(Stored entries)
####################

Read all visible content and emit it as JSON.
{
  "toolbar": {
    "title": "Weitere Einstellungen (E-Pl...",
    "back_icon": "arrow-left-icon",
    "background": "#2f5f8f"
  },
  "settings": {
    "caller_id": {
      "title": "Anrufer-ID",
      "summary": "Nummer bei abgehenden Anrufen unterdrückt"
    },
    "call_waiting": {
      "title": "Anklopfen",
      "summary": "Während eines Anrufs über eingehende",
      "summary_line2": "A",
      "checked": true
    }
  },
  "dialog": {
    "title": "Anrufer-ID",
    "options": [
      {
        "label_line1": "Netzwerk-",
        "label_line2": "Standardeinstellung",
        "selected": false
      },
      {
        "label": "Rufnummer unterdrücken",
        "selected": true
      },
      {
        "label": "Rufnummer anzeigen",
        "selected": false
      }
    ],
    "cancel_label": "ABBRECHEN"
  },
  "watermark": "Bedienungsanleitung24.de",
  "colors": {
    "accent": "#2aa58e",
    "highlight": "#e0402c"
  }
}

####################

**Set task:**
All of the entries must be quoted exactly; please include each one.

**In response:**
Read all visible content and emit it as JSON.
{
  "toolbar": {
    "title": "Weitere Einstellungen (E-Pl...",
    "back_icon": "arrow-left-icon",
    "background": "#2f5f8f"
  },
  "settings": {
    "caller_id": {
      "title": "Anrufer-ID",
      "summary": "Nummer bei abgehenden Anrufen unterdrückt"
    },
    "call_waiting": {
      "title": "Anklopfen",
      "summary": "Während eines Anrufs über eingehende",
      "summary_line2": "A",
      "checked": true
    }
  },
  "dialog": {
    "title": "Anrufer-ID",
    "options": [
      {
        "label_line1": "Netzwerk-",
        "label_line2": "Standardeinstellung",
        "selected": false
      },
      {
        "label": "Rufnummer unterdrücken",
        "selected": true
      },
      {
        "label": "Rufnummer anzeigen",
        "selected": false
      }
    ],
    "cancel_label": "ABBRECHEN"
  },
  "watermark": "Bedienungsanleitung24.de",
  "colors": {
    "accent": "#2aa58e",
    "highlight": "#e0402c"
  }
}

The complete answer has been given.